_Given task_
Set the following entries down again exactly, line by line.

_Data shown_

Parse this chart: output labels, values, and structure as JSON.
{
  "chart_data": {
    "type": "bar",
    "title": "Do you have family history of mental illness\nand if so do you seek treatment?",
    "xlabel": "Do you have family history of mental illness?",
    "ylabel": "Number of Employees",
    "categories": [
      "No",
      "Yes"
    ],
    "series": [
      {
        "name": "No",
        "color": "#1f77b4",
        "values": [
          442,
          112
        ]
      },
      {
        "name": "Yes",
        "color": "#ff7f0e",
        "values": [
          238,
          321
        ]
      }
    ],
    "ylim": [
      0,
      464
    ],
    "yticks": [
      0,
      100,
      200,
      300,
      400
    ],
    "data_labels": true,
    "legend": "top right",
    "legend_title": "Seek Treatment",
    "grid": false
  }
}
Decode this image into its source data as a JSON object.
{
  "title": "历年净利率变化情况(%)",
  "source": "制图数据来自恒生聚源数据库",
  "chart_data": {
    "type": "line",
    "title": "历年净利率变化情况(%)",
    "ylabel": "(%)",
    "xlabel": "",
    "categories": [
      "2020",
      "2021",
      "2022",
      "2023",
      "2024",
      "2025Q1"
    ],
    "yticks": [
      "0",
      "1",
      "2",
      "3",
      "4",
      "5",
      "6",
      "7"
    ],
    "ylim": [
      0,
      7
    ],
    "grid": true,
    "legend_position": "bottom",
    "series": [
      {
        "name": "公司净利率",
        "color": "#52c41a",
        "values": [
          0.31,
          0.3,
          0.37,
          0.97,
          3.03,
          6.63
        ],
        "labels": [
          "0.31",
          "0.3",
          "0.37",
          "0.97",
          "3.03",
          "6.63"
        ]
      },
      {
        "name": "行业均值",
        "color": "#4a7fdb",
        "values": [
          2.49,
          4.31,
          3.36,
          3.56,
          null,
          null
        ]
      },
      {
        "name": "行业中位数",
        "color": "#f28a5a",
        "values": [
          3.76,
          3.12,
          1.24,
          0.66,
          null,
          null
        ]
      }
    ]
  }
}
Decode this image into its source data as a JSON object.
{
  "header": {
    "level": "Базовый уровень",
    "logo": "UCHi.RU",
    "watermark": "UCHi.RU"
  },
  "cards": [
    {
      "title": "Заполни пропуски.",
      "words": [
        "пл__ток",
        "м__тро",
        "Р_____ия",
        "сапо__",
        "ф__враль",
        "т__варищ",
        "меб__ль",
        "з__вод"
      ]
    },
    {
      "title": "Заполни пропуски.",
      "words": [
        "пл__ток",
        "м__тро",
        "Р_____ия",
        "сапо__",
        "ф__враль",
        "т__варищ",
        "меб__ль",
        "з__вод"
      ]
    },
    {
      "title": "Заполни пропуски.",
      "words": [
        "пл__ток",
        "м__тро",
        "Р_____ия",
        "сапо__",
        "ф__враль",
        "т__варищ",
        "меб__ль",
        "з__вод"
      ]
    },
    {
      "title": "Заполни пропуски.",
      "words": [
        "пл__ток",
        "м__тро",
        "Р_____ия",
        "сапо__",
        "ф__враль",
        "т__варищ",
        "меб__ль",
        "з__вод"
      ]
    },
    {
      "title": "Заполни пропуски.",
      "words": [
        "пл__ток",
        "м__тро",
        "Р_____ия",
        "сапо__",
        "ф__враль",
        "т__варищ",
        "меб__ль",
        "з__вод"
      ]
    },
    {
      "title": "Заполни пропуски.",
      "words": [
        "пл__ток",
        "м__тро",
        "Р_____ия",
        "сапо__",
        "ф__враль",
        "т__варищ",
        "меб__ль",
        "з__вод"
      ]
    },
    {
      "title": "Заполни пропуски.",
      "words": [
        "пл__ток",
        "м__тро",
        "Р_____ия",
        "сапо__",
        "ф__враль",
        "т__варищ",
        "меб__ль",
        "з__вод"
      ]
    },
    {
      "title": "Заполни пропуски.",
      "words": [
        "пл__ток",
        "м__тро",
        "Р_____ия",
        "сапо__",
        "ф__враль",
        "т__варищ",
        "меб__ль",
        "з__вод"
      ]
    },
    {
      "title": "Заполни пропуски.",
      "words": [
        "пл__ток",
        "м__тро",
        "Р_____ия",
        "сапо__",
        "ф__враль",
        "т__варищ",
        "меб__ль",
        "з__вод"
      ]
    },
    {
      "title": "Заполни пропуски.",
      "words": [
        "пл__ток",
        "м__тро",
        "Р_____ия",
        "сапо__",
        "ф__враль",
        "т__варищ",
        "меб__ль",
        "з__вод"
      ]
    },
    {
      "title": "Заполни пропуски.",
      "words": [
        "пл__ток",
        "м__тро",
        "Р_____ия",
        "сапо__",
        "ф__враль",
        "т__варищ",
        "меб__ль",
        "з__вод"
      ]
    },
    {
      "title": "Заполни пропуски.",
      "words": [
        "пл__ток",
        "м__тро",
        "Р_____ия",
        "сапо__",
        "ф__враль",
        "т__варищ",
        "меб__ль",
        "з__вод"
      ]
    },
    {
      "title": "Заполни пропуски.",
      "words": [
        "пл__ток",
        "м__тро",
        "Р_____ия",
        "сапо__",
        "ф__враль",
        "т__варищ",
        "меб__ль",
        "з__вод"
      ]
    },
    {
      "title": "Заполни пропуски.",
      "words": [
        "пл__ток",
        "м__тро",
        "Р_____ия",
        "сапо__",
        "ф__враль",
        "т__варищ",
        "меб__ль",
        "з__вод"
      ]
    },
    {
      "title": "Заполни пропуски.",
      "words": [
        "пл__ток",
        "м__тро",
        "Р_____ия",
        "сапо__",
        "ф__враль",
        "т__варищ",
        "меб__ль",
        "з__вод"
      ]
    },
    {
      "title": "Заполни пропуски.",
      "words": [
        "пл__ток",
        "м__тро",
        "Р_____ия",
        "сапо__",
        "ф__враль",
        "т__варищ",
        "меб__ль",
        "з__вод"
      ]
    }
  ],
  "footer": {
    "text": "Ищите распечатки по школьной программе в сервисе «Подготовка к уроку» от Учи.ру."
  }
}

_Result of this exercise_
Parse this chart: output labels, values, and structure as JSON.
{
  "chart_data": {
    "type": "bar",
    "title": "Do you have family history of mental illness\nand if so do you seek treatment?",
    "xlabel": "Do you have family history of mental illness?",
    "ylabel": "Number of Employees",
    "categories": [
      "No",
      "Yes"
    ],
    "series": [
      {
        "name": "No",
        "color": "#1f77b4",
        "values": [
          442,
          112
        ]
      },
      {
        "name": "Yes",
        "color": "#ff7f0e",
        "values": [
          238,
          321
        ]
      }
    ],
    "ylim": [
      0,
      464
    ],
    "yticks": [
      0,
      100,
      200,
      300,
      400
    ],
    "data_labels": true,
    "legend": "top right",
    "legend_title": "Seek Treatment",
    "grid": false
  }
}
Decode this image into its source data as a JSON object.
{
  "title": "历年净利率变化情况(%)",
  "source": "制图数据来自恒生聚源数据库",
  "chart_data": {
    "type": "line",
    "title": "历年净利率变化情况(%)",
    "ylabel": "(%)",
    "xlabel": "",
    "categories": [
      "2020",
      "2021",
      "2022",
      "2023",
      "2024",
      "2025Q1"
    ],
    "yticks": [
      "0",
      "1",
      "2",
      "3",
      "4",
      "5",
      "6",
      "7"
    ],
    "ylim": [
      0,
      7
    ],
    "grid": true,
    "legend_position": "bottom",
    "series": [
      {
        "name": "公司净利率",
        "color": "#52c41a",
        "values": [
          0.31,
          0.3,
          0.37,
          0.97,
          3.03,
          6.63
        ],
        "labels": [
          "0.31",
          "0.3",
          "0.37",
          "0.97",
          "3.03",
          "6.63"
        ]
      },
      {
        "name": "行业均值",
        "color": "#4a7fdb",
        "values": [
          2.49,
          4.31,
          3.36,
          3.56,
          null,
          null
        ]
      },
      {
        "name": "行业中位数",
        "color": "#f28a5a",
        "values": [
          3.76,
          3.12,
          1.24,
          0.66,
          null,
          null
        ]
      }
    ]
  }
}
Decode this image into its source data as a JSON object.
{
  "header": {
    "level": "Базовый уровень",
    "logo": "UCHi.RU",
    "watermark": "UCHi.RU"
  },
  "cards": [
    {
      "title": "Заполни пропуски.",
      "words": [
        "пл__ток",
        "м__тро",
        "Р_____ия",
        "сапо__",
        "ф__враль",
        "т__варищ",
        "меб__ль",
        "з__вод"
      ]
    },
    {
      "title": "Заполни пропуски.",
      "words": [
        "пл__ток",
        "м__тро",
        "Р_____ия",
        "сапо__",
        "ф__враль",
        "т__варищ",
        "меб__ль",
        "з__вод"
      ]
    },
    {
      "title": "Заполни пропуски.",
      "words": [
        "пл__ток",
        "м__тро",
        "Р_____ия",
        "сапо__",
        "ф__враль",
        "т__варищ",
        "меб__ль",
        "з__вод"
      ]
    },
    {
      "title": "Заполни пропуски.",
      "words": [
        "пл__ток",
        "м__тро",
        "Р_____ия",
        "сапо__",
        "ф__враль",
        "т__варищ",
        "меб__ль",
        "з__вод"
      ]
    },
    {
      "title": "Заполни пропуски.",
      "words": [
        "пл__ток",
        "м__тро",
        "Р_____ия",
        "сапо__",
        "ф__враль",
        "т__варищ",
        "меб__ль",
        "з__вод"
      ]
    },
    {
      "title": "Заполни пропуски.",
      "words": [
        "пл__ток",
        "м__тро",
        "Р_____ия",
        "сапо__",
        "ф__враль",
        "т__варищ",
        "меб__ль",
        "з__вод"
      ]
    },
    {
      "title": "Заполни пропуски.",
      "words": [
        "пл__ток",
        "м__тро",
        "Р_____ия",
        "сапо__",
        "ф__враль",
        "т__варищ",
        "меб__ль",
        "з__вод"
      ]
    },
    {
      "title": "Заполни пропуски.",
      "words": [
        "пл__ток",
        "м__тро",
        "Р_____ия",
        "сапо__",
        "ф__враль",
        "т__варищ",
        "меб__ль",
        "з__вод"
      ]
    },
    {
      "title": "Заполни пропуски.",
      "words": [
        "пл__ток",
        "м__тро",
        "Р_____ия",
        "сапо__",
        "ф__враль",
        "т__варищ",
        "меб__ль",
        "з__вод"
      ]
    },
    {
      "title": "Заполни пропуски.",
      "words": [
        "пл__ток",
        "м__тро",
        "Р_____ия",
        "сапо__",
        "ф__враль",
        "т__варищ",
        "меб__ль",
        "з__вод"
      ]
    },
    {
      "title": "Заполни пропуски.",
      "words": [
        "пл__ток",
        "м__тро",
        "Р_____ия",
        "сапо__",
        "ф__враль",
        "т__варищ",
        "меб__ль",
        "з__вод"
      ]
    },
    {
      "title": "Заполни пропуски.",
      "words": [
        "пл__ток",
        "м__тро",
        "Р_____ия",
        "сапо__",
        "ф__враль",
        "т__варищ",
        "меб__ль",
        "з__вод"
      ]
    },
    {
      "title": "Заполни пропуски.",
      "words": [
        "пл__ток",
        "м__тро",
        "Р_____ия",
        "сапо__",
        "ф__враль",
        "т__варищ",
        "меб__ль",
        "з__вод"
      ]
    },
    {
      "title": "Заполни пропуски.",
      "words": [
        "пл__ток",
        "м__тро",
        "Р_____ия",
        "сапо__",
        "ф__враль",
        "т__варищ",
        "меб__ль",
        "з__вод"
      ]
    },
    {
      "title": "Заполни пропуски.",
      "words": [
        "пл__ток",
        "м__тро",
        "Р_____ия",
        "сапо__",
        "ф__враль",
        "т__варищ",
        "меб__ль",
        "з__вод"
      ]
    },
    {
      "title": "Заполни пропуски.",
      "words": [
        "пл__ток",
        "м__тро",
        "Р_____ия",
        "сапо__",
        "ф__враль",
        "т__варищ",
        "меб__ль",
        "з__вод"
      ]
    }
  ],
  "footer": {
    "text": "Ищите распечатки по школьной программе в сервисе «Подготовка к уроку» от Учи.ру."
  }
}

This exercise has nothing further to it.